### [TO DO]
Write out the material again, renaming every "sentence-line" to "text-line" and leaving everything else unchanged.

━━━━━━━━━━━━━━━━━━━━

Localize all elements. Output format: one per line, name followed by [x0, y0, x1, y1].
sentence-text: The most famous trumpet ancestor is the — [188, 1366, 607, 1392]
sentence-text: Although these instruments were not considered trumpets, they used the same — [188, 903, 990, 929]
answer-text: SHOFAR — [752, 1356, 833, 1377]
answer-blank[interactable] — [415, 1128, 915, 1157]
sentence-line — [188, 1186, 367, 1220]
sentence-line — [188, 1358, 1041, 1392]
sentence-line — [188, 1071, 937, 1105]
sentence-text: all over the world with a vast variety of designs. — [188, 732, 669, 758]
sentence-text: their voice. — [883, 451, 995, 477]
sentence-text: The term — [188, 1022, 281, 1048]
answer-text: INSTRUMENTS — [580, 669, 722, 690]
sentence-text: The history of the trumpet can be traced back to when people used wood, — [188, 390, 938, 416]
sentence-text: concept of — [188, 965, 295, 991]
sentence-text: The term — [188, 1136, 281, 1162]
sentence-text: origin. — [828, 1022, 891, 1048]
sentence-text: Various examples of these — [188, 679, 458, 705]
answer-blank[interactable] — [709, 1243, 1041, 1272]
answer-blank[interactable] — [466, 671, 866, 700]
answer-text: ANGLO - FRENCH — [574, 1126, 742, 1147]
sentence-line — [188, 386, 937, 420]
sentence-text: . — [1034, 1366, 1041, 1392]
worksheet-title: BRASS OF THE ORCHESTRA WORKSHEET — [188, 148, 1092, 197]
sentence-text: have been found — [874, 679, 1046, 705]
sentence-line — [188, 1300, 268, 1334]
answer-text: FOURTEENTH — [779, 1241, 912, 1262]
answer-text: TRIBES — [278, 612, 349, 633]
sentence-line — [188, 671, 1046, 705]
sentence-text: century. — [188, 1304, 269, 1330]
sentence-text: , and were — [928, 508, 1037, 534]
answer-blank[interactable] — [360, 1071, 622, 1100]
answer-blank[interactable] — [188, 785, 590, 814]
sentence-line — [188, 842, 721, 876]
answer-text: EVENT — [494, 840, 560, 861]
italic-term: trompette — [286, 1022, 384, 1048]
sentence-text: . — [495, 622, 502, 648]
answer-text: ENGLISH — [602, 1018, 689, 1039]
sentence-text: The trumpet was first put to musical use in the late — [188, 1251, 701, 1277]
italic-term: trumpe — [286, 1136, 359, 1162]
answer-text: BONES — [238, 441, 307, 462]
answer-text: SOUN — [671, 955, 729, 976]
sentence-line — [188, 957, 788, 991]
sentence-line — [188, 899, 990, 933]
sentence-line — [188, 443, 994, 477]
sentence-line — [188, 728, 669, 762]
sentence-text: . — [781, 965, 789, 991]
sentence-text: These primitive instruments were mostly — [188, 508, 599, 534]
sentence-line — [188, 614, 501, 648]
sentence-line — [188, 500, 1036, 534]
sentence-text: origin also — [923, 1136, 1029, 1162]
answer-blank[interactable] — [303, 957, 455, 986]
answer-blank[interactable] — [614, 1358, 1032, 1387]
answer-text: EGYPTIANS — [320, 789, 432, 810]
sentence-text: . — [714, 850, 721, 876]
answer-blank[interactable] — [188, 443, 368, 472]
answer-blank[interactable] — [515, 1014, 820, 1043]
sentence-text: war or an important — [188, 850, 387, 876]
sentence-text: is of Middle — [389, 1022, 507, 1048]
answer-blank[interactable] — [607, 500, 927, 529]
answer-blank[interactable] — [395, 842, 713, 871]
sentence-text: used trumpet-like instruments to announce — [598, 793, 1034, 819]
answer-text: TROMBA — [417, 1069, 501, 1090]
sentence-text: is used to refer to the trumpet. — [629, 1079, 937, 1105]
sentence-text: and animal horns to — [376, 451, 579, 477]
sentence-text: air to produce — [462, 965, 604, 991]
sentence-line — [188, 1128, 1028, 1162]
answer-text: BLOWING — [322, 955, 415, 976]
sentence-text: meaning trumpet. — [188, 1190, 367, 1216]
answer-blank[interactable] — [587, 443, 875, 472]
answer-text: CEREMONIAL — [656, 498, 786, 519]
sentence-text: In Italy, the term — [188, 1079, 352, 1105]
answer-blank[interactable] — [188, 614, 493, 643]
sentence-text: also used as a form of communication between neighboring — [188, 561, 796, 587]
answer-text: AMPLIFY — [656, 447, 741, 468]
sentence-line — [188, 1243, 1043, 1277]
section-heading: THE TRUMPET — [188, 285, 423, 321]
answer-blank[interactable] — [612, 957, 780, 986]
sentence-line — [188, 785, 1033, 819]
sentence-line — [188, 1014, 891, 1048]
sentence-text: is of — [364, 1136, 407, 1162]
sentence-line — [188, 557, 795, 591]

━━━━━━━━━━━━━━━━━━━━

### [THE SOLUTION]
Localize all elements. Output format: one per line, name followed by [x0, y0, x1, y1].
sentence-text: The most famous trumpet ancestor is the — [188, 1366, 607, 1392]
sentence-text: Although these instruments were not considered trumpets, they used the same — [188, 903, 990, 929]
answer-text: SHOFAR — [752, 1356, 833, 1377]
answer-blank[interactable] — [415, 1128, 915, 1157]
text-line — [188, 1186, 367, 1220]
text-line — [188, 1358, 1041, 1392]
text-line — [188, 1071, 937, 1105]
sentence-text: all over the world with a vast variety of designs. — [188, 732, 669, 758]
sentence-text: their voice. — [883, 451, 995, 477]
sentence-text: The term — [188, 1022, 281, 1048]
answer-text: INSTRUMENTS — [580, 669, 722, 690]
sentence-text: The history of the trumpet can be traced back to when people used wood, — [188, 390, 938, 416]
sentence-text: concept of — [188, 965, 295, 991]
sentence-text: The term — [188, 1136, 281, 1162]
sentence-text: origin. — [828, 1022, 891, 1048]
sentence-text: Various examples of these — [188, 679, 458, 705]
answer-blank[interactable] — [709, 1243, 1041, 1272]
answer-blank[interactable] — [466, 671, 866, 700]
answer-text: ANGLO - FRENCH — [574, 1126, 742, 1147]
text-line — [188, 386, 937, 420]
sentence-text: . — [1034, 1366, 1041, 1392]
worksheet-title: BRASS OF THE ORCHESTRA WORKSHEET — [188, 148, 1092, 197]
sentence-text: have been found — [874, 679, 1046, 705]
text-line — [188, 1300, 268, 1334]
answer-text: FOURTEENTH — [779, 1241, 912, 1262]
answer-text: TRIBES — [278, 612, 349, 633]
text-line — [188, 671, 1046, 705]
sentence-text: century. — [188, 1304, 269, 1330]
sentence-text: , and were — [928, 508, 1037, 534]
answer-blank[interactable] — [360, 1071, 622, 1100]
answer-blank[interactable] — [188, 785, 590, 814]
text-line — [188, 842, 721, 876]
answer-text: EVENT — [494, 840, 560, 861]
italic-term: trompette — [286, 1022, 384, 1048]
sentence-text: . — [495, 622, 502, 648]
answer-text: ENGLISH — [602, 1018, 689, 1039]
sentence-text: The trumpet was first put to musical use in the late — [188, 1251, 701, 1277]
italic-term: trumpe — [286, 1136, 359, 1162]
answer-text: BONES — [238, 441, 307, 462]
answer-text: SOUN — [671, 955, 729, 976]
text-line — [188, 957, 788, 991]
text-line — [188, 899, 990, 933]
text-line — [188, 443, 994, 477]
text-line — [188, 728, 669, 762]
sentence-text: . — [781, 965, 789, 991]
sentence-text: These primitive instruments were mostly — [188, 508, 599, 534]
text-line — [188, 614, 501, 648]
text-line — [188, 500, 1036, 534]
sentence-text: origin also — [923, 1136, 1029, 1162]
answer-blank[interactable] — [303, 957, 455, 986]
answer-blank[interactable] — [614, 1358, 1032, 1387]
answer-text: EGYPTIANS — [320, 789, 432, 810]
sentence-text: . — [714, 850, 721, 876]
answer-blank[interactable] — [188, 443, 368, 472]
answer-blank[interactable] — [515, 1014, 820, 1043]
sentence-text: war or an important — [188, 850, 387, 876]
sentence-text: is of Middle — [389, 1022, 507, 1048]
answer-blank[interactable] — [607, 500, 927, 529]
answer-blank[interactable] — [395, 842, 713, 871]
sentence-text: used trumpet-like instruments to announce — [598, 793, 1034, 819]
answer-text: TROMBA — [417, 1069, 501, 1090]
sentence-text: is used to refer to the trumpet. — [629, 1079, 937, 1105]
sentence-text: and animal horns to — [376, 451, 579, 477]
sentence-text: air to produce — [462, 965, 604, 991]
text-line — [188, 1128, 1028, 1162]
answer-text: BLOWING — [322, 955, 415, 976]
sentence-text: meaning trumpet. — [188, 1190, 367, 1216]
answer-blank[interactable] — [587, 443, 875, 472]
answer-text: CEREMONIAL — [656, 498, 786, 519]
sentence-text: In Italy, the term — [188, 1079, 352, 1105]
answer-blank[interactable] — [188, 614, 493, 643]
sentence-text: also used as a form of communication between neighboring — [188, 561, 796, 587]
answer-text: AMPLIFY — [656, 447, 741, 468]
text-line — [188, 1243, 1043, 1277]
section-heading: THE TRUMPET — [188, 285, 423, 321]
answer-blank[interactable] — [612, 957, 780, 986]
text-line — [188, 785, 1033, 819]
text-line — [188, 1014, 891, 1048]
sentence-text: is of — [364, 1136, 407, 1162]
text-line — [188, 557, 795, 591]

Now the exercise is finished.